**Required work:** Extract each line of the records below that contains the word "JSON".

Start

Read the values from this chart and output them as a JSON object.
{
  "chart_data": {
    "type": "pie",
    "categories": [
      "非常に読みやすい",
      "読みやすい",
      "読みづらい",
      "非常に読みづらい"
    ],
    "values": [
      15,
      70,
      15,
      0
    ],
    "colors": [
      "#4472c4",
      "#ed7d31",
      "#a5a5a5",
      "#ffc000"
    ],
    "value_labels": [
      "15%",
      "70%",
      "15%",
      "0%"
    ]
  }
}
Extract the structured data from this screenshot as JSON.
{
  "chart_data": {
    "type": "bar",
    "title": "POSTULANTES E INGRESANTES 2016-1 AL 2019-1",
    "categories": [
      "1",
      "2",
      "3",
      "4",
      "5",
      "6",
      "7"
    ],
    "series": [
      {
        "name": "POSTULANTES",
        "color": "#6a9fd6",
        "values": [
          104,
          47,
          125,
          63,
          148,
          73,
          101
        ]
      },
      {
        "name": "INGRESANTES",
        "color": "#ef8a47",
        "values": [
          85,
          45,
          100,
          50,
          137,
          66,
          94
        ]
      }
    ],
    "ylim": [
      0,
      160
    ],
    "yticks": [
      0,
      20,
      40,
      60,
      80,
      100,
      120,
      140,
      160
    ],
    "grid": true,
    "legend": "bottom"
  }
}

End

**Reply:**
Read the values from this chart and output them as a JSON object.
Extract the structured data from this screenshot as JSON.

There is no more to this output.